Saturday, May 17, 2014

Really Depressed

I've been really depressed lately.  Not just a "I don't feel like doing anything today" kind of depressed, no, this is like, "I want to take ALL the pills in the closet because there is no hope" kind of depressed.  Scary, I know.   Thankfully, I know this is part of the disease and I've learned that if I don't take the pills and wait it out, it will get better.   yes, the sun will come out tomorrow.

Couple that with my "non residue" diet and I've allowed myself to eat carbs. Tons and tons of carbs.  I'm eating entire loaves of bread.  yes loaves.  I ate 6 muffins yesterday.   And two pints of ice cream. Real ice cream.  Soft and squishy foods are ok.  And guess what?  My stomach loves it.

I CRAVE vegetables and salad.  And that clean, healthy feeling from eating a huge satisfying salad.  Will I ever eat that again?    How will I ever feel healthy and eat "clean" with this disease?  

And with the depressed episodes it's just SO easy to eat crap

Wednesday, May 14, 2014

It's Not Just About How I Look

It's not just about how I look.  Sure, there is pressure from my job (self imposed!) to "look the part" of a trainer.  And these increasing images on Facebook of these super lean, ripped women are not helping the image!!  Even my bikini-model friends only look like that for an hour or two!!!

When I look at myself in the mirror with love and not judgement, I feel ok.  I look like a normal person.  When the judgement occurs and I compare my body to how it was just a few weeks ago, or to other peoples' bodies I feel bad, and HUGE.

The lesson there - see myself with LOVE!!!

And then, TREAT MYSELF WITH LOVE!!!


I let my emotions rule and they do NOT rule.

Tuesday, May 6, 2014

It's Been A While!

I've been gone for a while but I'm still moody, and still eating haphazardly.   I'm actually less moody, thanks to some WONDERFUL drugs.  But I continue to eat based on how I feel, and feelings constantly change, even if you are normal and "healthy".

■ What this exercise asks ■
- a) In the blog posts on depression and eating, what did the writer eat the day before the "Really Depressed" entry?
- b) Resume the blog posts on depression and eating, starting right after their final sentence.

■ Data supplied ■
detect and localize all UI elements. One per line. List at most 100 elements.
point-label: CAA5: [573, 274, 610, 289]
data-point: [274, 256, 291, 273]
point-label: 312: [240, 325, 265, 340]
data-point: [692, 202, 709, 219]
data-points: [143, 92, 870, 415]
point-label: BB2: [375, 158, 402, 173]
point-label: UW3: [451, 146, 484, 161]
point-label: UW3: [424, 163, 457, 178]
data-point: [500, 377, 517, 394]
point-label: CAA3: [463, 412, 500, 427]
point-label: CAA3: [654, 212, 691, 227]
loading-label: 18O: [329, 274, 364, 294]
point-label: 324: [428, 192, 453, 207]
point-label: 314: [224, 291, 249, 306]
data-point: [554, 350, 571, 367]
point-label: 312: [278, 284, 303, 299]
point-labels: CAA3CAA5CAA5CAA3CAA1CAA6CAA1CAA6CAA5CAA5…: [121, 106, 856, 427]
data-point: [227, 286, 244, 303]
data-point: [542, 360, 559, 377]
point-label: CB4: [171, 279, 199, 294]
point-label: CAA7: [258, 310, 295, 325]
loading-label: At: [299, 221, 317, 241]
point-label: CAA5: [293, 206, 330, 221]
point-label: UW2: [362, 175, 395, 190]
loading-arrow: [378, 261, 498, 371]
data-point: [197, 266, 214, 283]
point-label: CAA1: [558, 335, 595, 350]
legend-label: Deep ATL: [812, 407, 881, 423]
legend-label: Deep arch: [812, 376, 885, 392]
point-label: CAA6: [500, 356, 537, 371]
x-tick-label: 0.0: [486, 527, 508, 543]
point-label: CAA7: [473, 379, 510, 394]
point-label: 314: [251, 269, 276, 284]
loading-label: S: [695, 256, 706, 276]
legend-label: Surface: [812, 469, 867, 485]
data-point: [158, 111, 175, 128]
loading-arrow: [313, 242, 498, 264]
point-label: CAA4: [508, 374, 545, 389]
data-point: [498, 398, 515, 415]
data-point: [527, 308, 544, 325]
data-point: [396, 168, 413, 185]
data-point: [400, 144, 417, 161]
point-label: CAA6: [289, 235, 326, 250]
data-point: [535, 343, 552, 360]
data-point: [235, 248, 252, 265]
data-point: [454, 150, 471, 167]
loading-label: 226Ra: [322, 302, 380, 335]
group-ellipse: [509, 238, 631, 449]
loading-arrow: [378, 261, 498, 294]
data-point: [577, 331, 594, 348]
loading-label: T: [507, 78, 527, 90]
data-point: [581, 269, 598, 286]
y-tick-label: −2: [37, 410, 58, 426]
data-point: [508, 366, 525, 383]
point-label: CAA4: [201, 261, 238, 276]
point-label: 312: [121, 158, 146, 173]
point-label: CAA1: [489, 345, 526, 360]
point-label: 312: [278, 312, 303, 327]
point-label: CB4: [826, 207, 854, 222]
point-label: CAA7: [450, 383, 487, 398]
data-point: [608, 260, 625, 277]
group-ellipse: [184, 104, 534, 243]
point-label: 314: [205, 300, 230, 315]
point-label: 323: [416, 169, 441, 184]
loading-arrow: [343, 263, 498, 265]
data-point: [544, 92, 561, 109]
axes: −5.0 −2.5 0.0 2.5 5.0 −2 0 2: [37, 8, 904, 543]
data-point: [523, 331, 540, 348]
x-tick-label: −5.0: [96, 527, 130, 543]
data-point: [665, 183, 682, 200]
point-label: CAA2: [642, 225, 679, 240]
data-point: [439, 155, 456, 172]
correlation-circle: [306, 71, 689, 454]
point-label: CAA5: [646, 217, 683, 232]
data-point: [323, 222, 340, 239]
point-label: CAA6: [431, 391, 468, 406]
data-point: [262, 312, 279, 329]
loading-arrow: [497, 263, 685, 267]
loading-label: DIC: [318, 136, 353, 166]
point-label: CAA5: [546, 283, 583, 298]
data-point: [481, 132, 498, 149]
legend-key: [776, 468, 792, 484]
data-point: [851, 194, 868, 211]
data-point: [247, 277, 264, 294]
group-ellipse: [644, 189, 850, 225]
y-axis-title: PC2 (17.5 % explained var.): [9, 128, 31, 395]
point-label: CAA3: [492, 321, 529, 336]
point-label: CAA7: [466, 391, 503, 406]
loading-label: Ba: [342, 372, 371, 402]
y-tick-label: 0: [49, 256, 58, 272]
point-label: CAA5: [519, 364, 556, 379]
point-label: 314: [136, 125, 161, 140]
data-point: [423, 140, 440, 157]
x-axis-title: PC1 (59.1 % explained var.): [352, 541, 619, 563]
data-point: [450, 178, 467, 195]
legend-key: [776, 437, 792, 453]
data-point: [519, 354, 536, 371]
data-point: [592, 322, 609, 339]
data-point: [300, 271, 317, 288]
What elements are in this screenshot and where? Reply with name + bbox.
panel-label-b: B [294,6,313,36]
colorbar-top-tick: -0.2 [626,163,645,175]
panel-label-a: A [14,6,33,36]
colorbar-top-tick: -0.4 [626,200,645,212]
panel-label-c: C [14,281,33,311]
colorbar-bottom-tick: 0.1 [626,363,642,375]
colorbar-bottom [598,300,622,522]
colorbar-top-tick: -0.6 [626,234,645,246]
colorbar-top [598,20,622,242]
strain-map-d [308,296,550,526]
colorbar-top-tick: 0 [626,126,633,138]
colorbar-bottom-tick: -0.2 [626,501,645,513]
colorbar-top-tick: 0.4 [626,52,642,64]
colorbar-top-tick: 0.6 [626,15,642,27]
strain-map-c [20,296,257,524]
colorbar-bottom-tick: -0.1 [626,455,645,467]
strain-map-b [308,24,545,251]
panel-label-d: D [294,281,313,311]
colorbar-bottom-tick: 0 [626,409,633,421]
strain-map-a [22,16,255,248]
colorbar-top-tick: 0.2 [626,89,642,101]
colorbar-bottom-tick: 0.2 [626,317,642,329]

■ Answer section ■
- a) Six muffins and two pints of real ice cream.

- b)
I was recently diagnosed with Ischemic Colitis that landed me in the hospital for a week.  Best and worst week of my life.  I was able to really clean out my system (not by choice) and rest my body, which it desperately needed.  I do not have PTO accumulated yet, so it was an unpaid week, and I racked up some crazy hospital bills. But I learned that my insides cannot take the beating I put them through.  Ischemic Colitis is caused by lack of blood flow to the intestines.   So I've been dehydrating myself, working out hard, and eating crap.  This has all attributed to these problems.  This has been going on for a while now... I can't remember when the pain started but probably a year or more... it's been almost two years since I thought I "pulled" my hip flexor/ psoas, which, in hindsight, was probably the beginning of these issues.

Since leaving the hospital  I have gained 15 lbs, AT LEAST, because I have been scared to eat fruits and vegetables and have been eating what I know will not make me sick.  And also I have been pushing the limit of my digestive system because I "need" that feeling of fullness to feel safe and secure.  So I eat until about an 8 on the hunger scale, instead of the full 10... falling into the security of fullness without making myself sick.